Problem details >>
Tally up the lines carrying the string "your" and respond with only the resulting number.

Raw records >>
--*--
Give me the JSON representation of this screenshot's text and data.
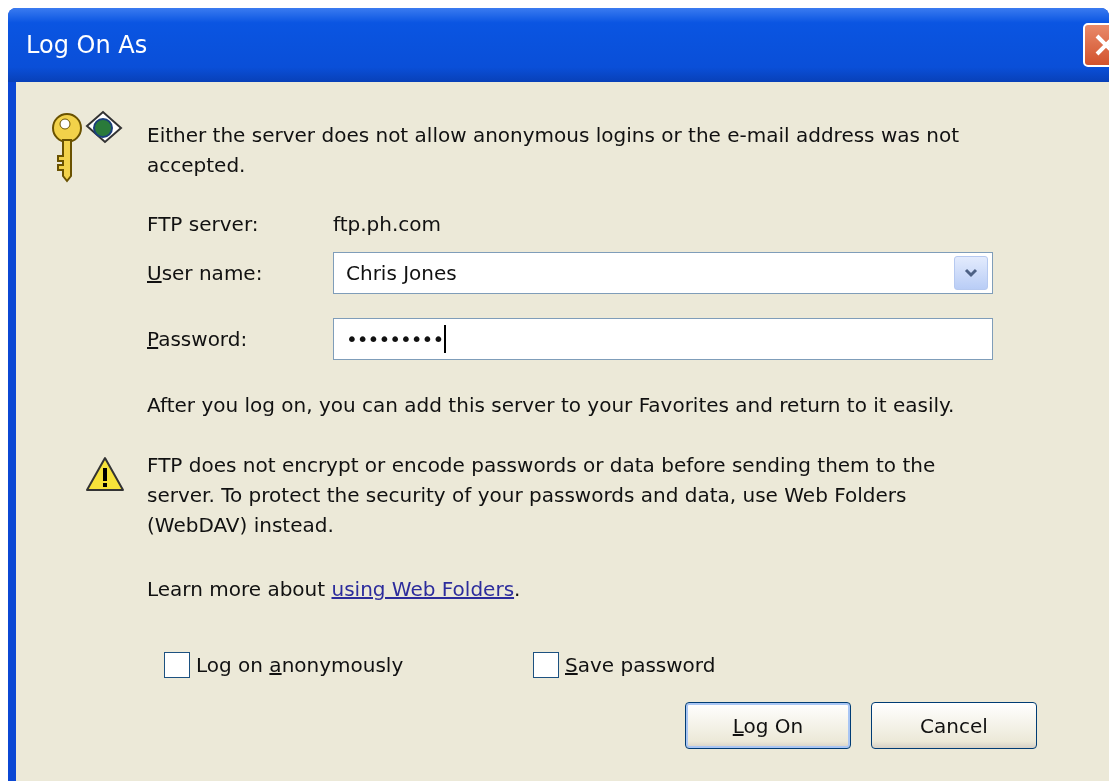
{
  "window": {
    "title": "Log On As"
  },
  "message": "Either the server does not allow anonymous logins or the e-mail address was not accepted.",
  "server": {
    "label": "FTP server:",
    "value": "ftp.ph.com"
  },
  "fields": [
    {
      "kind": "combo",
      "label_key": "U",
      "label_post": "ser name:",
      "value": "Chris Jones"
    },
    {
      "kind": "password",
      "label_key": "P",
      "label_post": "assword:",
      "value": "•••••••••"
    }
  ],
  "favorites_note": "After you log on, you can add this server to your Favorites and return to it easily.",
  "warning": "FTP does not encrypt or encode passwords or data before sending them to the server.  To protect the security of your passwords and data, use Web Folders (WebDAV) instead.",
  "learn_more": {
    "text": "Learn more about",
    "link": "using Web Folders",
    "after": "."
  },
  "checkboxes": [
    {
      "label_pre": "Log on ",
      "label_key": "a",
      "label_post": "nonymously",
      "checked": false
    },
    {
      "label_key": "S",
      "label_post": "ave password",
      "checked": false
    }
  ],
  "buttons": [
    {
      "label_key": "L",
      "label_post": "og On",
      "default": true
    },
    {
      "label_pre": "Cancel",
      "default": false
    }
  ]
}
--*--
Reply >>
2